::: Given data
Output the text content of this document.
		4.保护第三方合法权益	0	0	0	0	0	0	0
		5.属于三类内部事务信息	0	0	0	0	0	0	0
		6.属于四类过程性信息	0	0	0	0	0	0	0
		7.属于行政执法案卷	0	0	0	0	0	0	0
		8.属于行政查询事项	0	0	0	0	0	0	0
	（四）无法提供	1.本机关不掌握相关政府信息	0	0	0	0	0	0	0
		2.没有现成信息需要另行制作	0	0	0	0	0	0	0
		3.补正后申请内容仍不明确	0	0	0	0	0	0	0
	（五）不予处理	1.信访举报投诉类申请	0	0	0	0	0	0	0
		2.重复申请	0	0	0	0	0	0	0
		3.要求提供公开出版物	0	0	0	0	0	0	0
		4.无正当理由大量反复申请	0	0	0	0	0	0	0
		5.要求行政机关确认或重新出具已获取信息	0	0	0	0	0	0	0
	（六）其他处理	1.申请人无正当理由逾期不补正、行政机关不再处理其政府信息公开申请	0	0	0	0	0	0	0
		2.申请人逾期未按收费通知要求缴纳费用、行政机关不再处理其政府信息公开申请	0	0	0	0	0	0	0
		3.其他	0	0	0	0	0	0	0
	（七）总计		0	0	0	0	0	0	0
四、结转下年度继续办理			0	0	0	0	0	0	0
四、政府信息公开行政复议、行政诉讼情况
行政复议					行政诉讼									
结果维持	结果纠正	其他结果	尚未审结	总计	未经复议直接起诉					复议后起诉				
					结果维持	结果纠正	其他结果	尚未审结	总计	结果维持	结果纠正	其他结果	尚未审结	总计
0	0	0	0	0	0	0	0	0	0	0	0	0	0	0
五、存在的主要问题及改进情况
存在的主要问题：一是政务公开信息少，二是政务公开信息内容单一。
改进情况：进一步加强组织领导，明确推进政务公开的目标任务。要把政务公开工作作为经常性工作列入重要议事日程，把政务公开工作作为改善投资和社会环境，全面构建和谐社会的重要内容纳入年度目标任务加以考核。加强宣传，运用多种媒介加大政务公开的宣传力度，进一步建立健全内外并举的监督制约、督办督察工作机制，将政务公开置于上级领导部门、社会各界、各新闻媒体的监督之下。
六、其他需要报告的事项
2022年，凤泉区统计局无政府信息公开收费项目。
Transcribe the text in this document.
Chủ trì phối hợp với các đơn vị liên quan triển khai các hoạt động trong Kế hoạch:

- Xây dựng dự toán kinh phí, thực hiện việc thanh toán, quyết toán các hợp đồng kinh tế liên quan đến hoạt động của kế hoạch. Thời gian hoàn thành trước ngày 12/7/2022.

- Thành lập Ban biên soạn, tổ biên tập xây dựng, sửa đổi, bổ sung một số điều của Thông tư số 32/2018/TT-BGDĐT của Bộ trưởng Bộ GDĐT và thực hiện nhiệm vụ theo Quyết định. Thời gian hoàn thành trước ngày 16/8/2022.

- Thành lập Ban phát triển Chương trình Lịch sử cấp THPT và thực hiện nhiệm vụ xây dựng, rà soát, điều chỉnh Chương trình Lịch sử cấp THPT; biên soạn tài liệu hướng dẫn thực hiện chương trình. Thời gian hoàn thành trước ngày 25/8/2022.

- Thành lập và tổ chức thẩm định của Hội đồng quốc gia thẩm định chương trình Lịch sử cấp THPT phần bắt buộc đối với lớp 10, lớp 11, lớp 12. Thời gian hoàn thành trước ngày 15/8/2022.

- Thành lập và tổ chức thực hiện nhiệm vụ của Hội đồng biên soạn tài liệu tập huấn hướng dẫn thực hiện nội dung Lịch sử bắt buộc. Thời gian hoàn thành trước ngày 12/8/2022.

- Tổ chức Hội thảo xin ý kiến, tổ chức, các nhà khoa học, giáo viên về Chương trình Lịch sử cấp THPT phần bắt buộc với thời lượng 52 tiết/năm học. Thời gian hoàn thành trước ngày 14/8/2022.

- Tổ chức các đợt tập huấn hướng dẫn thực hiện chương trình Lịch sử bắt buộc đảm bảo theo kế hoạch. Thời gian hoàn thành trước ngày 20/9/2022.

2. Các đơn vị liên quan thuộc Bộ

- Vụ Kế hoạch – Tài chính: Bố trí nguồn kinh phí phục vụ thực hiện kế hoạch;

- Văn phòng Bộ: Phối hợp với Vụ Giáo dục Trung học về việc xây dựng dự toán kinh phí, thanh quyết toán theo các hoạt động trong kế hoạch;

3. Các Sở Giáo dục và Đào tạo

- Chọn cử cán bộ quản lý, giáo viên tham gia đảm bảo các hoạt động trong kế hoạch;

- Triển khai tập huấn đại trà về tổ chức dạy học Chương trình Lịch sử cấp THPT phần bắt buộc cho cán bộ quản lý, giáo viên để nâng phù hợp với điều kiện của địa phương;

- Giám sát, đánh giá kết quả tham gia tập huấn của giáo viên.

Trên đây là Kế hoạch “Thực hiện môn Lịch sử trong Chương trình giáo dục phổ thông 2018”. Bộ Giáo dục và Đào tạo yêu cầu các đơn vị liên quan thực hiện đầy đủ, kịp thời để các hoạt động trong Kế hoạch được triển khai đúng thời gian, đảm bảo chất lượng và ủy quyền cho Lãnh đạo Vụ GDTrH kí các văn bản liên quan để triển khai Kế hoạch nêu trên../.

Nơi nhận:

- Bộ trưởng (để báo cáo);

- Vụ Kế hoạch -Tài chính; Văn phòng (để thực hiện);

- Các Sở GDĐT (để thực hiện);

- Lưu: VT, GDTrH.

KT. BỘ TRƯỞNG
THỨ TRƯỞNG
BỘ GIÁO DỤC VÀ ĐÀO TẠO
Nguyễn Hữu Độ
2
::::::
- _What you are asked to do_
Print again each line of the listing above, exactly as it appears.

- _The result_
Output the text content of this document.
		4.保护第三方合法权益	0	0	0	0	0	0	0
		5.属于三类内部事务信息	0	0	0	0	0	0	0
		6.属于四类过程性信息	0	0	0	0	0	0	0
		7.属于行政执法案卷	0	0	0	0	0	0	0
		8.属于行政查询事项	0	0	0	0	0	0	0
	（四）无法提供	1.本机关不掌握相关政府信息	0	0	0	0	0	0	0
		2.没有现成信息需要另行制作	0	0	0	0	0	0	0
		3.补正后申请内容仍不明确	0	0	0	0	0	0	0
	（五）不予处理	1.信访举报投诉类申请	0	0	0	0	0	0	0
		2.重复申请	0	0	0	0	0	0	0
		3.要求提供公开出版物	0	0	0	0	0	0	0
		4.无正当理由大量反复申请	0	0	0	0	0	0	0
		5.要求行政机关确认或重新出具已获取信息	0	0	0	0	0	0	0
	（六）其他处理	1.申请人无正当理由逾期不补正、行政机关不再处理其政府信息公开申请	0	0	0	0	0	0	0
		2.申请人逾期未按收费通知要求缴纳费用、行政机关不再处理其政府信息公开申请	0	0	0	0	0	0	0
		3.其他	0	0	0	0	0	0	0
	（七）总计		0	0	0	0	0	0	0
四、结转下年度继续办理			0	0	0	0	0	0	0
四、政府信息公开行政复议、行政诉讼情况
行政复议					行政诉讼									
结果维持	结果纠正	其他结果	尚未审结	总计	未经复议直接起诉					复议后起诉				
					结果维持	结果纠正	其他结果	尚未审结	总计	结果维持	结果纠正	其他结果	尚未审结	总计
0	0	0	0	0	0	0	0	0	0	0	0	0	0	0
五、存在的主要问题及改进情况
存在的主要问题：一是政务公开信息少，二是政务公开信息内容单一。
改进情况：进一步加强组织领导，明确推进政务公开的目标任务。要把政务公开工作作为经常性工作列入重要议事日程，把政务公开工作作为改善投资和社会环境，全面构建和谐社会的重要内容纳入年度目标任务加以考核。加强宣传，运用多种媒介加大政务公开的宣传力度，进一步建立健全内外并举的监督制约、督办督察工作机制，将政务公开置于上级领导部门、社会各界、各新闻媒体的监督之下。
六、其他需要报告的事项
2022年，凤泉区统计局无政府信息公开收费项目。
Transcribe the text in this document.
Chủ trì phối hợp với các đơn vị liên quan triển khai các hoạt động trong Kế hoạch:

- Xây dựng dự toán kinh phí, thực hiện việc thanh toán, quyết toán các hợp đồng kinh tế liên quan đến hoạt động của kế hoạch. Thời gian hoàn thành trước ngày 12/7/2022.

- Thành lập Ban biên soạn, tổ biên tập xây dựng, sửa đổi, bổ sung một số điều của Thông tư số 32/2018/TT-BGDĐT của Bộ trưởng Bộ GDĐT và thực hiện nhiệm vụ theo Quyết định. Thời gian hoàn thành trước ngày 16/8/2022.

- Thành lập Ban phát triển Chương trình Lịch sử cấp THPT và thực hiện nhiệm vụ xây dựng, rà soát, điều chỉnh Chương trình Lịch sử cấp THPT; biên soạn tài liệu hướng dẫn thực hiện chương trình. Thời gian hoàn thành trước ngày 25/8/2022.

- Thành lập và tổ chức thẩm định của Hội đồng quốc gia thẩm định chương trình Lịch sử cấp THPT phần bắt buộc đối với lớp 10, lớp 11, lớp 12. Thời gian hoàn thành trước ngày 15/8/2022.

- Thành lập và tổ chức thực hiện nhiệm vụ của Hội đồng biên soạn tài liệu tập huấn hướng dẫn thực hiện nội dung Lịch sử bắt buộc. Thời gian hoàn thành trước ngày 12/8/2022.

- Tổ chức Hội thảo xin ý kiến, tổ chức, các nhà khoa học, giáo viên về Chương trình Lịch sử cấp THPT phần bắt buộc với thời lượng 52 tiết/năm học. Thời gian hoàn thành trước ngày 14/8/2022.

- Tổ chức các đợt tập huấn hướng dẫn thực hiện chương trình Lịch sử bắt buộc đảm bảo theo kế hoạch. Thời gian hoàn thành trước ngày 20/9/2022.

2. Các đơn vị liên quan thuộc Bộ

- Vụ Kế hoạch – Tài chính: Bố trí nguồn kinh phí phục vụ thực hiện kế hoạch;

- Văn phòng Bộ: Phối hợp với Vụ Giáo dục Trung học về việc xây dựng dự toán kinh phí, thanh quyết toán theo các hoạt động trong kế hoạch;

3. Các Sở Giáo dục và Đào tạo

- Chọn cử cán bộ quản lý, giáo viên tham gia đảm bảo các hoạt động trong kế hoạch;

- Triển khai tập huấn đại trà về tổ chức dạy học Chương trình Lịch sử cấp THPT phần bắt buộc cho cán bộ quản lý, giáo viên để nâng phù hợp với điều kiện của địa phương;

- Giám sát, đánh giá kết quả tham gia tập huấn của giáo viên.

Trên đây là Kế hoạch “Thực hiện môn Lịch sử trong Chương trình giáo dục phổ thông 2018”. Bộ Giáo dục và Đào tạo yêu cầu các đơn vị liên quan thực hiện đầy đủ, kịp thời để các hoạt động trong Kế hoạch được triển khai đúng thời gian, đảm bảo chất lượng và ủy quyền cho Lãnh đạo Vụ GDTrH kí các văn bản liên quan để triển khai Kế hoạch nêu trên../.

Nơi nhận:

- Bộ trưởng (để báo cáo);

- Vụ Kế hoạch -Tài chính; Văn phòng (để thực hiện);

- Các Sở GDĐT (để thực hiện);

- Lưu: VT, GDTrH.

KT. BỘ TRƯỞNG
THỨ TRƯỞNG
BỘ GIÁO DỤC VÀ ĐÀO TẠO
Nguyễn Hữu Độ
2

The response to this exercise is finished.